• **Material provided**:
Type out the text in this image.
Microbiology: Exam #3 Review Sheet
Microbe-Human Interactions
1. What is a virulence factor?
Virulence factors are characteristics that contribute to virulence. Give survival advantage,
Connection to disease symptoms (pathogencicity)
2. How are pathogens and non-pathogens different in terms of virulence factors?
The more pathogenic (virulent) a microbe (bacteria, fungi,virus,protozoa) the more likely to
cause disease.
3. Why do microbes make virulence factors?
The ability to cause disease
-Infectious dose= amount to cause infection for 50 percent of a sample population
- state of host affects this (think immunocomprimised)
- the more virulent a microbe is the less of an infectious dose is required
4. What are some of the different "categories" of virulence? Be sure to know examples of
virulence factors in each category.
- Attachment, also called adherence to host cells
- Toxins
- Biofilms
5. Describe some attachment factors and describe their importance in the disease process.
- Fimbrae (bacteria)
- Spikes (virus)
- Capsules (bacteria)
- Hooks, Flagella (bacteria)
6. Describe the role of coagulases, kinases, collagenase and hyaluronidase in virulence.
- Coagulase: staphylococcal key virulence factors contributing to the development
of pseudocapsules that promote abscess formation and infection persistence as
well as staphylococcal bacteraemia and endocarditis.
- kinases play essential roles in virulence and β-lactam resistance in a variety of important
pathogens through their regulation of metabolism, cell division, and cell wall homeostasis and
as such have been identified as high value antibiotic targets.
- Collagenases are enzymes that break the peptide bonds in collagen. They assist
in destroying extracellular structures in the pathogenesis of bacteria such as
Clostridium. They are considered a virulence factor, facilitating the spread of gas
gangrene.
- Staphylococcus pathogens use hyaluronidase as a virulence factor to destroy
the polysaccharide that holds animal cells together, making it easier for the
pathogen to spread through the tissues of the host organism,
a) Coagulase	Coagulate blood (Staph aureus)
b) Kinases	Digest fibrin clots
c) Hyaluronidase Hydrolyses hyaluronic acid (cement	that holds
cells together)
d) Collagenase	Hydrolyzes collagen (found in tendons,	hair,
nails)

• **Work task**: Each entry shown above should be transcribed exactly as written.

• **Solution to the exercise**:
Type out the text in this image.
Microbiology: Exam #3 Review Sheet
Microbe-Human Interactions
1. What is a virulence factor?
Virulence factors are characteristics that contribute to virulence. Give survival advantage,
Connection to disease symptoms (pathogencicity)
2. How are pathogens and non-pathogens different in terms of virulence factors?
The more pathogenic (virulent) a microbe (bacteria, fungi,virus,protozoa) the more likely to
cause disease.
3. Why do microbes make virulence factors?
The ability to cause disease
-Infectious dose= amount to cause infection for 50 percent of a sample population
- state of host affects this (think immunocomprimised)
- the more virulent a microbe is the less of an infectious dose is required
4. What are some of the different "categories" of virulence? Be sure to know examples of
virulence factors in each category.
- Attachment, also called adherence to host cells
- Toxins
- Biofilms
5. Describe some attachment factors and describe their importance in the disease process.
- Fimbrae (bacteria)
- Spikes (virus)
- Capsules (bacteria)
- Hooks, Flagella (bacteria)
6. Describe the role of coagulases, kinases, collagenase and hyaluronidase in virulence.
- Coagulase: staphylococcal key virulence factors contributing to the development
of pseudocapsules that promote abscess formation and infection persistence as
well as staphylococcal bacteraemia and endocarditis.
- kinases play essential roles in virulence and β-lactam resistance in a variety of important
pathogens through their regulation of metabolism, cell division, and cell wall homeostasis and
as such have been identified as high value antibiotic targets.
- Collagenases are enzymes that break the peptide bonds in collagen. They assist
in destroying extracellular structures in the pathogenesis of bacteria such as
Clostridium. They are considered a virulence factor, facilitating the spread of gas
gangrene.
- Staphylococcus pathogens use hyaluronidase as a virulence factor to destroy
the polysaccharide that holds animal cells together, making it easier for the
pathogen to spread through the tissues of the host organism,
a) Coagulase	Coagulate blood (Staph aureus)
b) Kinases	Digest fibrin clots
c) Hyaluronidase Hydrolyses hyaluronic acid (cement	that holds
cells together)
d) Collagenase	Hydrolyzes collagen (found in tendons,	hair,
nails)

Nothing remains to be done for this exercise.